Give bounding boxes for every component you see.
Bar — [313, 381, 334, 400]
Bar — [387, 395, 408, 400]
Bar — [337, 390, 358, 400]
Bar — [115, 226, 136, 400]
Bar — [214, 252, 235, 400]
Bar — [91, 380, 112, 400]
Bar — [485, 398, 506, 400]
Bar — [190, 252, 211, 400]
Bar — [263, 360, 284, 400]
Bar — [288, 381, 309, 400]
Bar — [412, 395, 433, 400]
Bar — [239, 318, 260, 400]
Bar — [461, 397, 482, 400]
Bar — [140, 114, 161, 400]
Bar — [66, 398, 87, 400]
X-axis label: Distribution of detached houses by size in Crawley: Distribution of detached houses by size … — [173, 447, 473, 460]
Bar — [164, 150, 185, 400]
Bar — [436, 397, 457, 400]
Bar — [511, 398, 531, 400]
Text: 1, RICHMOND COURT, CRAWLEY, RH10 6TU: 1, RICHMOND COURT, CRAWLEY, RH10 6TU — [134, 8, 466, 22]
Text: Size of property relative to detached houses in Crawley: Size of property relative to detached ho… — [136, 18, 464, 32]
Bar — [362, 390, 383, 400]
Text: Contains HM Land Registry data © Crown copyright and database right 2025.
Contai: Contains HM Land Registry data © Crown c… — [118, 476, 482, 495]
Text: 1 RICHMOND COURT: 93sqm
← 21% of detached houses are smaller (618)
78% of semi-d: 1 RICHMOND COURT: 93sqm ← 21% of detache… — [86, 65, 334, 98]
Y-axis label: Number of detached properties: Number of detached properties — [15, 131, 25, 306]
== == ==
Set task:
Please express every line of the items as a JSON list of strings, one string per line, leaving out blank lines.

Final result:
[
  "Give bounding boxes for every component you see.",
  "Bar — [313, 381, 334, 400]",
  "Bar — [387, 395, 408, 400]",
  "Bar — [337, 390, 358, 400]",
  "Bar — [115, 226, 136, 400]",
  "Bar — [214, 252, 235, 400]",
  "Bar — [91, 380, 112, 400]",
  "Bar — [485, 398, 506, 400]",
  "Bar — [190, 252, 211, 400]",
  "Bar — [263, 360, 284, 400]",
  "Bar — [288, 381, 309, 400]",
  "Bar — [412, 395, 433, 400]",
  "Bar — [239, 318, 260, 400]",
  "Bar — [461, 397, 482, 400]",
  "Bar — [140, 114, 161, 400]",
  "Bar — [66, 398, 87, 400]",
  "X-axis label: Distribution of detached houses by size in Crawley: Distribution of detached houses by size … — [173, 447, 473, 460]",
  "Bar — [164, 150, 185, 400]",
  "Bar — [436, 397, 457, 400]",
  "Bar — [511, 398, 531, 400]",
  "Text: 1, RICHMOND COURT, CRAWLEY, RH10 6TU: 1, RICHMOND COURT, CRAWLEY, RH10 6TU — [134, 8, 466, 22]",
  "Text: Size of property relative to detached houses in Crawley: Size of property relative to detached ho… — [136, 18, 464, 32]",
  "Bar — [362, 390, 383, 400]",
  "Text: Contains HM Land Registry data © Crown copyright and database right 2025.",
  "Contai: Contains HM Land Registry data © Crown c… — [118, 476, 482, 495]",
  "Text: 1 RICHMOND COURT: 93sqm",
  "← 21% of detached houses are smaller (618)",
  "78% of semi-d: 1 RICHMOND COURT: 93sqm ← 21% of detache… — [86, 65, 334, 98]",
  "Y-axis label: Number of detached properties: Number of detached properties — [15, 131, 25, 306]"
]